[Start]

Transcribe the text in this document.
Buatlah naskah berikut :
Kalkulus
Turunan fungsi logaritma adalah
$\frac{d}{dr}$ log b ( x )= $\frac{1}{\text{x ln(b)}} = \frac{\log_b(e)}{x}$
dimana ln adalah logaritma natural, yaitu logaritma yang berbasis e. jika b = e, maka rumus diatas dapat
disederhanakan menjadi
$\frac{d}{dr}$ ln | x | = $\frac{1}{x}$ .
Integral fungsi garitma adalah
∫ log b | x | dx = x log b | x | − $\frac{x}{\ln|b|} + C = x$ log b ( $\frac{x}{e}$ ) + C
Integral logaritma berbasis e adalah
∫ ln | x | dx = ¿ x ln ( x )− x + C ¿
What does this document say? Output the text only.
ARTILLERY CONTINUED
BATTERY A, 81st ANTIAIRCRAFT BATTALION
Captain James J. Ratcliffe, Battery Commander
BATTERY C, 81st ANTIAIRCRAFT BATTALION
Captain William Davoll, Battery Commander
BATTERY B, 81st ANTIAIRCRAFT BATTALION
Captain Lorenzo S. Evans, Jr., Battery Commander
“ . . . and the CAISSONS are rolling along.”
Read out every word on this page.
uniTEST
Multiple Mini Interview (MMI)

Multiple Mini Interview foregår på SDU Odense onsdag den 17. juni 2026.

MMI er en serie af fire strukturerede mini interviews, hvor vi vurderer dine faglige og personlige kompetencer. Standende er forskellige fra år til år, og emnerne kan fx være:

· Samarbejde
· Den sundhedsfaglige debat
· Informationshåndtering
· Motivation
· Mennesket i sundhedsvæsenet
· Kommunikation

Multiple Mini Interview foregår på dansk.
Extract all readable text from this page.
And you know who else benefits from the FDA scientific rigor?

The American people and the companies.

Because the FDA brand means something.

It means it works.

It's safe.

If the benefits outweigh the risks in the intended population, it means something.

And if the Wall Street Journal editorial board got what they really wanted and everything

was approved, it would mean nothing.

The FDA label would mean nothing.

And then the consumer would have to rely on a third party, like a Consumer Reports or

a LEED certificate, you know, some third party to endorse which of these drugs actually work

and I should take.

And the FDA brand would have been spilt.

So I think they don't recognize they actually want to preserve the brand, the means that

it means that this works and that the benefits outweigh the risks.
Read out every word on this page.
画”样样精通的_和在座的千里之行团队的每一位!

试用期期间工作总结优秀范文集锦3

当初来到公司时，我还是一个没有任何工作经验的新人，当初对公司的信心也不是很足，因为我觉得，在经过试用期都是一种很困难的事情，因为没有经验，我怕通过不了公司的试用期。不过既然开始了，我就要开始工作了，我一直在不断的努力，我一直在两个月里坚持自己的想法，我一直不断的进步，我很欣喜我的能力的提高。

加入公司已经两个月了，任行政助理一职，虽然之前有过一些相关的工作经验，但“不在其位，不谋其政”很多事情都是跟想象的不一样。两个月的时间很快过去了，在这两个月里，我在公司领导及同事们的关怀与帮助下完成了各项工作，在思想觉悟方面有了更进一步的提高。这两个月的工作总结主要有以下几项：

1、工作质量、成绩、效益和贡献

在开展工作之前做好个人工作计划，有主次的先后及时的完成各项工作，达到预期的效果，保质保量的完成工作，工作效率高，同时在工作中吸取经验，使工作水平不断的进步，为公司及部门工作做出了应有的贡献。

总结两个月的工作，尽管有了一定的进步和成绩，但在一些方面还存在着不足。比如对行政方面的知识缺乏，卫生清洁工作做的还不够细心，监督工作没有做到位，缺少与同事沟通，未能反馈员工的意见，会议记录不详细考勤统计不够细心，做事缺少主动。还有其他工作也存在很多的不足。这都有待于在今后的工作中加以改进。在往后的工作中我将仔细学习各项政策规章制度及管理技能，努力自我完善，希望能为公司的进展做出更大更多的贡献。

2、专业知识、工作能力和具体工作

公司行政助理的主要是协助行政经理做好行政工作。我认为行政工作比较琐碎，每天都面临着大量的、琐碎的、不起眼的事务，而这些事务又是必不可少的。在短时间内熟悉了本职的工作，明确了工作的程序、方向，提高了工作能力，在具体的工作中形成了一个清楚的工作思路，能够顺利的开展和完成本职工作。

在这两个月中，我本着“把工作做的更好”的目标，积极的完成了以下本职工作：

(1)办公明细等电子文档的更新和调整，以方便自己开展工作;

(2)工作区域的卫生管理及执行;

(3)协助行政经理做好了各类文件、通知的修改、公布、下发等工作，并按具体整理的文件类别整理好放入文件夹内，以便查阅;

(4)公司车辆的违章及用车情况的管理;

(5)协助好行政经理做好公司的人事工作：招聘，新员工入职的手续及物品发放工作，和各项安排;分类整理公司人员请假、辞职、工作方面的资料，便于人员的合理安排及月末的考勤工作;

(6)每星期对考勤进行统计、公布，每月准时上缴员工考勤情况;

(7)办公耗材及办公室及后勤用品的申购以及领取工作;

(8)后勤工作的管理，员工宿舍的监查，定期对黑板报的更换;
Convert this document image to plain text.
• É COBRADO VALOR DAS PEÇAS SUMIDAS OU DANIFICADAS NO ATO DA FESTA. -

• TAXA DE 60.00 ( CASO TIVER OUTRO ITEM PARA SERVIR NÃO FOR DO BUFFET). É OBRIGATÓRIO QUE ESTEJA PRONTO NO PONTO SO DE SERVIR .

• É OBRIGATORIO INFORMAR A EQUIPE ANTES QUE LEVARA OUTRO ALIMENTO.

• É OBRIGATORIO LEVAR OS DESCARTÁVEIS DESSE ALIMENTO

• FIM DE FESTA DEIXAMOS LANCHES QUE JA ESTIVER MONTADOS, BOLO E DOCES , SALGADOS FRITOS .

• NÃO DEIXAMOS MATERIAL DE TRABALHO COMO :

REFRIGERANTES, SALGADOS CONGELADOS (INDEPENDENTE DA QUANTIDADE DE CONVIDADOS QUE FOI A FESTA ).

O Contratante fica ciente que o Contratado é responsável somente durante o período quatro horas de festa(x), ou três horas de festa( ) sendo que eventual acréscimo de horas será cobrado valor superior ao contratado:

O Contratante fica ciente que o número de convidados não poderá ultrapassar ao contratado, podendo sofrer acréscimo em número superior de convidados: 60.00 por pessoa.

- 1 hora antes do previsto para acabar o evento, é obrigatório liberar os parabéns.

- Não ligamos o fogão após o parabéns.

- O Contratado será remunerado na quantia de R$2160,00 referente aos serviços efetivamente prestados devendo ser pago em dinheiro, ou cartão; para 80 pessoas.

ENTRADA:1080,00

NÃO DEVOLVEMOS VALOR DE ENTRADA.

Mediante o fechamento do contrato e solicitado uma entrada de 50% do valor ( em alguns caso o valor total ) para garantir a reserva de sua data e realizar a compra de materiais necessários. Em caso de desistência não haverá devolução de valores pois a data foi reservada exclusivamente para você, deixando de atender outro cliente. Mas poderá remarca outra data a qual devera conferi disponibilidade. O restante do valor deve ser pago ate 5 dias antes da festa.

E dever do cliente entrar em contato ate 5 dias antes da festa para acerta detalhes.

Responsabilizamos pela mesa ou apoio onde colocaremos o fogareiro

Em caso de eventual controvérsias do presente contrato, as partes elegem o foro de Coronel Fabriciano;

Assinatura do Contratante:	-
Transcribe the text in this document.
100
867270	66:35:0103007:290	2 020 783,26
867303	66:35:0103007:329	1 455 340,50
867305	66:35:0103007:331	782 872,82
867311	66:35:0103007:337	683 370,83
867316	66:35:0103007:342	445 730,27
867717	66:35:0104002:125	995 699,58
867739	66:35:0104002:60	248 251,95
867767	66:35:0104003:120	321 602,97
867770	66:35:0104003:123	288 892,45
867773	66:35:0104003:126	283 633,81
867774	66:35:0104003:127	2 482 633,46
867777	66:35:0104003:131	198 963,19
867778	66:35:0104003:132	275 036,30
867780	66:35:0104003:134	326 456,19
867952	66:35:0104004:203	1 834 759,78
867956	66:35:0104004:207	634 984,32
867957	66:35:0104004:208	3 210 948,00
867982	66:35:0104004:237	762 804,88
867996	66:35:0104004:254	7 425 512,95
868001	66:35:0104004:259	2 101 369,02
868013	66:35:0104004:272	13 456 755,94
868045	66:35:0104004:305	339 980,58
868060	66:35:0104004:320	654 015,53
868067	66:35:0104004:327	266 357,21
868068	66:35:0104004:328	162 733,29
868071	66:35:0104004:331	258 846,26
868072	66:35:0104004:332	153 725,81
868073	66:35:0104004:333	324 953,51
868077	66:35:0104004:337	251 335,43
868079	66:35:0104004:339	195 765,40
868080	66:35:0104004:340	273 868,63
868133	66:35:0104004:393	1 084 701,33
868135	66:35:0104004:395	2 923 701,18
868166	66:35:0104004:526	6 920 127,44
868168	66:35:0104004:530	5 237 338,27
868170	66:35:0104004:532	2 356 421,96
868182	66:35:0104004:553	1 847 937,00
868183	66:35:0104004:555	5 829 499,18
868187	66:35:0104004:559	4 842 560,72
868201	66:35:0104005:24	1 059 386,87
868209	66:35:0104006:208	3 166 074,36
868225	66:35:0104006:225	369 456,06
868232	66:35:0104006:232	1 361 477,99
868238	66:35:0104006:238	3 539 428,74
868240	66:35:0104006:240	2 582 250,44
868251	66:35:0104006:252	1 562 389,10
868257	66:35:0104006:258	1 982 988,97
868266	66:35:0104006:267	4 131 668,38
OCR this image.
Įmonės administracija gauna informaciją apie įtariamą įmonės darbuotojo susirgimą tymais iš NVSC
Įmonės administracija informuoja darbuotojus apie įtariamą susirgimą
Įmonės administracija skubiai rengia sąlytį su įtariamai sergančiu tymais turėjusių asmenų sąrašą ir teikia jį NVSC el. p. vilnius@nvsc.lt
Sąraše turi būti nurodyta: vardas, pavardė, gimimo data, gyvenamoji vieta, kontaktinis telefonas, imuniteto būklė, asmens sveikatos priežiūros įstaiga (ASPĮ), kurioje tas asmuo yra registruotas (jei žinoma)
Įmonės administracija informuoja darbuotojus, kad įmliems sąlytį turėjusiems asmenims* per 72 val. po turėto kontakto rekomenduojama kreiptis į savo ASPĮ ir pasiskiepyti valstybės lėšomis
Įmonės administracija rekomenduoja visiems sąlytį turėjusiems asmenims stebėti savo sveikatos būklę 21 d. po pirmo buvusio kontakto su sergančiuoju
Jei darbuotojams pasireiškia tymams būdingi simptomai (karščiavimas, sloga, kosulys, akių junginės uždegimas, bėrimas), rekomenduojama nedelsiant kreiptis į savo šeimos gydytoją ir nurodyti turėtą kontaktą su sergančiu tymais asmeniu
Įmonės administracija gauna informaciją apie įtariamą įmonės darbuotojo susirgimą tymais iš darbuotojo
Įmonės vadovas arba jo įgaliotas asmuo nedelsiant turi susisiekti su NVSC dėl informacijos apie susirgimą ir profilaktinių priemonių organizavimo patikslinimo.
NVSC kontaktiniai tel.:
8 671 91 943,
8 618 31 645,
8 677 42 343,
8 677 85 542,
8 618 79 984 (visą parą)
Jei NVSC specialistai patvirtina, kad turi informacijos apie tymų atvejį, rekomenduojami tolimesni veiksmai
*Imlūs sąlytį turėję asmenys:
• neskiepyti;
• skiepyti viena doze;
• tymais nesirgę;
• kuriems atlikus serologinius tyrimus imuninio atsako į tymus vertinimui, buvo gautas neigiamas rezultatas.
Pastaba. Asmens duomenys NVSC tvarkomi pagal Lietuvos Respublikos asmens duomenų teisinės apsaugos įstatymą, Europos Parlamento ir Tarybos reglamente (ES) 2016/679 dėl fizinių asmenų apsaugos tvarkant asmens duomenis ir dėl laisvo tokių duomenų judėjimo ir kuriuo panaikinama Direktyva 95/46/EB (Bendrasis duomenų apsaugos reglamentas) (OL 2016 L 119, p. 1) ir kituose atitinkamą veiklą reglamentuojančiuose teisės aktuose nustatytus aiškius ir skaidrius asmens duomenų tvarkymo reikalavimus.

[End]

From the listing above, copy all lines holding the word "asmuo".

Sąraše turi būti nurodyta: vardas, pavardė, gimimo data, gyvenamoji vieta, kontaktinis telefonas, imuniteto būklė, asmens sveikatos priežiūros įstaiga (ASPĮ), kurioje tas asmuo yra registruotas (jei žinoma)
Įmonės vadovas arba jo įgaliotas asmuo nedelsiant turi susisiekti su NVSC dėl informacijos apie susirgimą ir profilaktinių priemonių organizavimo patikslinimo.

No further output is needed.